* **PROVIDED PASSAGE**:
20 days later

Noson,

Welcome back.

Your essay was of great interest to me and prompted a number of questions along the way. The exclusive use of the "object" terminology calls to mind the great number of terms we use for things that we observe and are vague meaning and use: particles, matter, atoms, objects, molecules, etc.

Sean Carroll, for one, says that every particle is a field and, for example, an electron is an excitation of an electron field. I reference a study where researchers used the elements ytterbium, rhodium and silicon to create a type of metal in which the electrons act as a unit and not independently as they do in a regular metal like copper that seems to bridge the quantum and classical worlds. I know some believe that particles are real and most don't. I wonder how you define an object and what you think of the element study above.

You say, "All large-scale objects are created by us and we idealize them to make them applicable to the laws." In another passage you say, "It is a human mind that makes them into a whole." I agree that flaws mark our search for ultimate truths and that our theories are tentative and that we try to make our objects applicable to our theories and concepts. I can see that Kant has influenced current philosophy with his ideas on synthesis and transcendental deduction but I'm not too schooled on his thinking.

No one has a corner on the makeup of our physical universe. I think we are all searching. Hope you get a chance to read mine.

Jim Hoover

    10 days later

    Dear Noson,

    You tackle a very real question of persistence. In a response to Jochen you say: "I am not pushing subjectivism. But not because I believe in structure."

    This is compatible with my belief that physicists project mathematical structure on the world and then believe that physical reality has this structure.

* **Spatial annotation records**:
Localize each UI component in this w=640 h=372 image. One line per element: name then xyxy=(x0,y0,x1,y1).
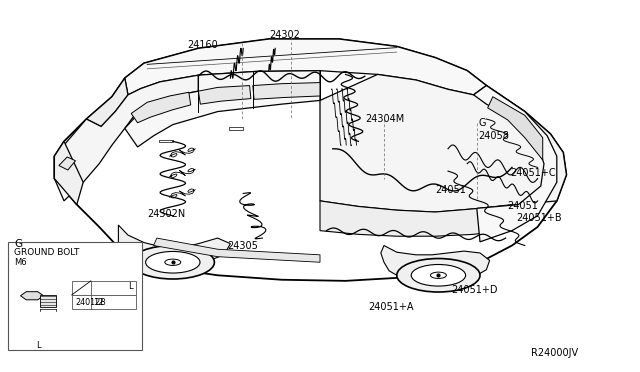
Text: 24051+D: 24051+D xyxy=(451,285,498,295)
Ellipse shape xyxy=(131,246,214,279)
Polygon shape xyxy=(198,86,251,104)
Polygon shape xyxy=(320,201,518,236)
Text: L: L xyxy=(128,282,133,291)
Text: G: G xyxy=(479,118,486,128)
Text: 24051+A: 24051+A xyxy=(368,302,413,312)
Polygon shape xyxy=(54,75,198,201)
Polygon shape xyxy=(59,157,76,170)
Text: 24160: 24160 xyxy=(187,40,218,49)
Bar xyxy=(8,242,142,350)
Text: 24302: 24302 xyxy=(269,31,300,40)
Bar xyxy=(72,295,136,309)
Polygon shape xyxy=(125,39,486,95)
Text: 24012B: 24012B xyxy=(75,298,106,307)
Ellipse shape xyxy=(412,264,466,286)
Text: 24051: 24051 xyxy=(435,185,466,195)
Text: 12: 12 xyxy=(93,298,104,307)
Text: R24000JV: R24000JV xyxy=(531,349,579,358)
Text: 24051: 24051 xyxy=(508,201,538,211)
Bar xyxy=(72,281,136,295)
Polygon shape xyxy=(320,74,566,212)
Polygon shape xyxy=(154,238,320,262)
Polygon shape xyxy=(125,71,320,147)
Text: 24051+C: 24051+C xyxy=(511,168,556,178)
Polygon shape xyxy=(381,246,490,282)
Text: 24304M: 24304M xyxy=(365,114,404,124)
Ellipse shape xyxy=(431,272,447,278)
Text: L: L xyxy=(36,341,41,350)
Polygon shape xyxy=(118,225,230,264)
Polygon shape xyxy=(131,92,191,123)
Text: 24058: 24058 xyxy=(479,131,509,141)
Text: 24051+B: 24051+B xyxy=(516,213,561,222)
Polygon shape xyxy=(54,141,83,205)
Polygon shape xyxy=(474,86,557,242)
Polygon shape xyxy=(253,83,320,99)
Text: 24302N: 24302N xyxy=(147,209,186,219)
Bar xyxy=(229,127,243,130)
Polygon shape xyxy=(54,39,566,281)
Text: G: G xyxy=(14,239,22,249)
Ellipse shape xyxy=(397,259,480,292)
Ellipse shape xyxy=(146,251,200,273)
Polygon shape xyxy=(86,78,128,126)
Text: GROUND BOLT: GROUND BOLT xyxy=(14,248,79,257)
Polygon shape xyxy=(488,97,543,160)
Polygon shape xyxy=(20,292,44,300)
Text: 24305: 24305 xyxy=(227,241,258,250)
Bar xyxy=(159,140,173,142)
Text: M6: M6 xyxy=(14,258,27,267)
Bar xyxy=(40,295,56,307)
Ellipse shape xyxy=(165,259,181,266)
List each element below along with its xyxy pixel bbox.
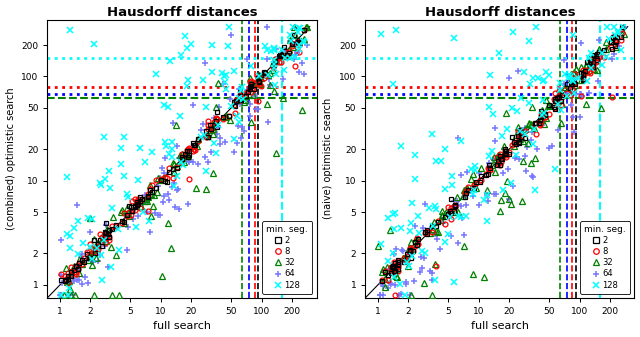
Y-axis label: (combined) optimistic search: (combined) optimistic search: [6, 88, 15, 230]
Y-axis label: (naive) optimistic search: (naive) optimistic search: [323, 98, 333, 219]
Legend: 2, 8, 32, 64, 128: 2, 8, 32, 64, 128: [262, 221, 312, 294]
Title: Hausdorff distances: Hausdorff distances: [107, 5, 257, 19]
X-axis label: full search: full search: [471, 321, 529, 332]
Title: Hausdorff distances: Hausdorff distances: [424, 5, 575, 19]
Legend: 2, 8, 32, 64, 128: 2, 8, 32, 64, 128: [580, 221, 630, 294]
X-axis label: full search: full search: [153, 321, 211, 332]
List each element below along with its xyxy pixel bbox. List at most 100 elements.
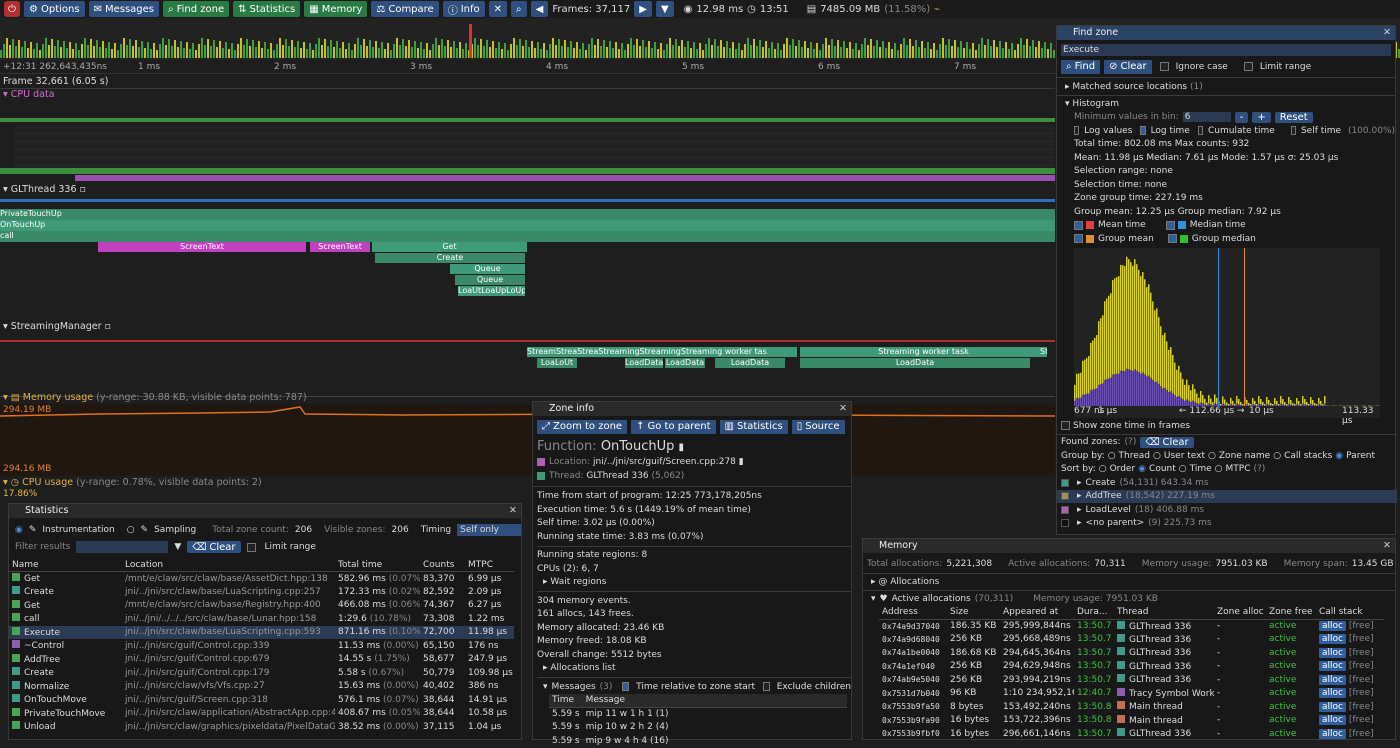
frame-bar[interactable] — [387, 43, 389, 58]
frame-bar[interactable] — [141, 41, 143, 58]
zone-load-lo[interactable]: LoaLoUt — [537, 358, 577, 368]
frame-bar[interactable] — [657, 49, 659, 58]
ignore-case-checkbox[interactable] — [1160, 62, 1169, 71]
frame-bar[interactable] — [672, 45, 674, 58]
frame-bar[interactable] — [165, 45, 167, 58]
frame-bar[interactable] — [966, 42, 968, 58]
frame-bar[interactable] — [66, 48, 68, 58]
frame-bar[interactable] — [873, 46, 875, 58]
radio-call-stacks[interactable]: ○ — [1273, 451, 1281, 461]
frame-bar[interactable] — [444, 46, 446, 58]
frame-bar[interactable] — [369, 40, 371, 58]
frame-bar[interactable] — [630, 38, 632, 58]
frame-bar[interactable] — [525, 40, 527, 58]
frame-bar[interactable] — [375, 41, 377, 58]
zone-get[interactable]: Get — [372, 242, 527, 252]
col-location[interactable]: Location — [122, 558, 335, 572]
frame-bar[interactable] — [279, 38, 281, 58]
frame-bar[interactable] — [300, 48, 302, 58]
frame-bar[interactable] — [852, 49, 854, 58]
frame-bar[interactable] — [822, 44, 824, 58]
frame-bar[interactable] — [693, 42, 695, 58]
table-row[interactable]: Get/mnt/e/claw/src/claw/base/Registry.hp… — [9, 599, 514, 613]
zone-info-title-bar[interactable]: Zone info✕ — [533, 402, 851, 416]
frame-bar[interactable] — [372, 47, 374, 58]
frame-bar[interactable] — [441, 39, 443, 58]
frame-bar[interactable] — [414, 41, 416, 58]
frame-bar[interactable] — [972, 43, 974, 58]
frame-bar[interactable] — [921, 41, 923, 58]
zone-loaddata-4[interactable]: LoadData — [800, 358, 1030, 368]
frame-bar[interactable] — [900, 44, 902, 58]
frame-bar[interactable] — [1011, 43, 1013, 58]
source-button[interactable]: ▯Source — [792, 420, 845, 434]
zone-load-upload[interactable]: LoaUtLoaUpLoUp — [458, 286, 525, 296]
frame-bar[interactable] — [438, 45, 440, 58]
frame-bar[interactable] — [606, 47, 608, 58]
frame-bar[interactable] — [63, 41, 65, 58]
frame-bar[interactable] — [804, 41, 806, 58]
frame-bar[interactable] — [285, 39, 287, 58]
frame-bar[interactable] — [207, 39, 209, 58]
zone-on-touch-up[interactable]: OnTouchUp — [0, 220, 1055, 231]
frame-bar[interactable] — [984, 45, 986, 58]
frame-bar[interactable] — [624, 50, 626, 58]
radio-user-text[interactable]: ○ — [1153, 451, 1161, 461]
radio-parent[interactable]: ◉ — [1335, 451, 1343, 461]
frame-bar[interactable] — [363, 39, 365, 58]
frame-bar[interactable] — [957, 47, 959, 58]
go-to-parent-button[interactable]: ↑Go to parent — [631, 420, 715, 434]
memory-button[interactable]: ▦Memory — [304, 1, 367, 17]
find-zone-button[interactable]: ⌕Find zone — [163, 1, 229, 17]
frame-bar[interactable] — [849, 42, 851, 58]
frame-bar[interactable] — [642, 40, 644, 58]
frame-bar[interactable] — [1044, 42, 1046, 58]
frame-bar[interactable] — [222, 48, 224, 58]
frame-bar[interactable] — [318, 38, 320, 58]
frame-bar[interactable] — [297, 41, 299, 58]
frame-bar[interactable] — [906, 45, 908, 58]
frame-bar[interactable] — [351, 50, 353, 58]
frame-bar[interactable] — [945, 45, 947, 58]
frame-bar[interactable] — [675, 39, 677, 58]
frame-bar[interactable] — [759, 40, 761, 58]
frame-bar[interactable] — [33, 49, 35, 58]
col-duration[interactable]: Dura... — [1074, 606, 1114, 620]
frame-bar[interactable] — [933, 43, 935, 58]
frame-bar[interactable] — [825, 38, 827, 58]
frame-bar[interactable] — [510, 44, 512, 58]
frame-bar[interactable] — [138, 47, 140, 58]
col-time[interactable]: Time — [549, 694, 583, 708]
frame-bar[interactable] — [1035, 47, 1037, 58]
frame-bar[interactable] — [801, 47, 803, 58]
frame-bar[interactable] — [711, 45, 713, 58]
free-button[interactable]: [free] — [1349, 729, 1374, 739]
frame-bar[interactable] — [450, 47, 452, 58]
memory-plot[interactable]: 294.19 MB 294.16 MB — [0, 404, 1055, 476]
frame-bar[interactable] — [408, 40, 410, 58]
frame-bar[interactable] — [420, 42, 422, 58]
frame-bar[interactable] — [846, 48, 848, 58]
close-icon[interactable]: ✕ — [1383, 26, 1391, 40]
zone-queue-2[interactable]: Queue — [455, 275, 525, 285]
frame-bar[interactable] — [201, 38, 203, 58]
frame-bar[interactable] — [234, 50, 236, 58]
tools-button[interactable]: ✕ — [489, 1, 507, 17]
frame-bar[interactable] — [768, 48, 770, 58]
frame-bar[interactable] — [855, 43, 857, 58]
col-address[interactable]: Address — [879, 606, 947, 620]
frame-bar[interactable] — [918, 47, 920, 58]
frame-menu-button[interactable]: ▼ — [656, 1, 674, 17]
col-zone-alloc[interactable]: Zone alloc — [1214, 606, 1266, 620]
frame-bar[interactable] — [405, 46, 407, 58]
frame-bar[interactable] — [924, 48, 926, 58]
timing-select[interactable]: Self only — [457, 524, 521, 536]
frame-bar[interactable] — [771, 42, 773, 58]
frame-bar[interactable] — [516, 45, 518, 58]
frame-bar[interactable] — [969, 49, 971, 58]
allocations-list-toggle[interactable]: ▸ Allocations list — [537, 662, 851, 676]
found-zone-item[interactable]: ▸AddTree(18,542) 227.19 ms — [1057, 490, 1397, 504]
frame-bar[interactable] — [78, 50, 80, 58]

* **GIVEN PROBLEM 1**:
In the listing, rewrite the stretch from the line containing "frame-bar[interactable] — [387, 43, 389, 58]" through the line containing "frame-bar[interactable] — [873, 46, 875, 58]", switching "frame-bar" to "frame-strip" and leaving everything else as it is.
* **GIVEN PROBLEM 2**:
Pick up the letters replying to Noson's essay on physical objects and continue them from the point where they stop.

* **TASK ANSWER 1**:
frame-strip[interactable] — [387, 43, 389, 58]
frame-strip[interactable] — [141, 41, 143, 58]
zone-load-lo[interactable]: LoaLoUt — [537, 358, 577, 368]
frame-strip[interactable] — [657, 49, 659, 58]
ignore-case-checkbox[interactable] — [1160, 62, 1169, 71]
frame-strip[interactable] — [672, 45, 674, 58]
frame-strip[interactable] — [165, 45, 167, 58]
frame-strip[interactable] — [966, 42, 968, 58]
frame-strip[interactable] — [66, 48, 68, 58]
frame-strip[interactable] — [873, 46, 875, 58]

* **TASK ANSWER 2**:
    You say "the usual lesson one learns from the Ship of Theseus is that objects do not have persistence through time."

    You also discuss measurements in special relativity. My essay deals with this in detail. I hope you find it interesting. The conclusion is, I believe, relevant to your essay. SR is 4D, and structures are frozen 'forever'. The alternative, (3+1)D ontology, sees universal time (the present) spanning the spatial universe. The energy-time theory conserves energy in the present, and thus lends structure to the reality of the present, but it is a dynamic, energy-based structure, compatible with the Ship of Theseus.

    Thanks for giving me insight into 'persistence'.

    I hope you are well. It's always good to read your essays.

    Edwin Eugene Klingman

      Dear Noson

      I enjoyed reading your essay very much, although the way you express the topic left me with the impression that you are saying that we live in a simulated illusory reality, for you claim that there are no objects, and so on.

      Regarding relativity you may interested to see my publication on why the speed of light gives c every time is

      measured.

      As for quantum mechanics, Bohmian mechanics is more intuitive than traditional one, I wish you had mentioned it in your work to have a wider view of quantum mechanics.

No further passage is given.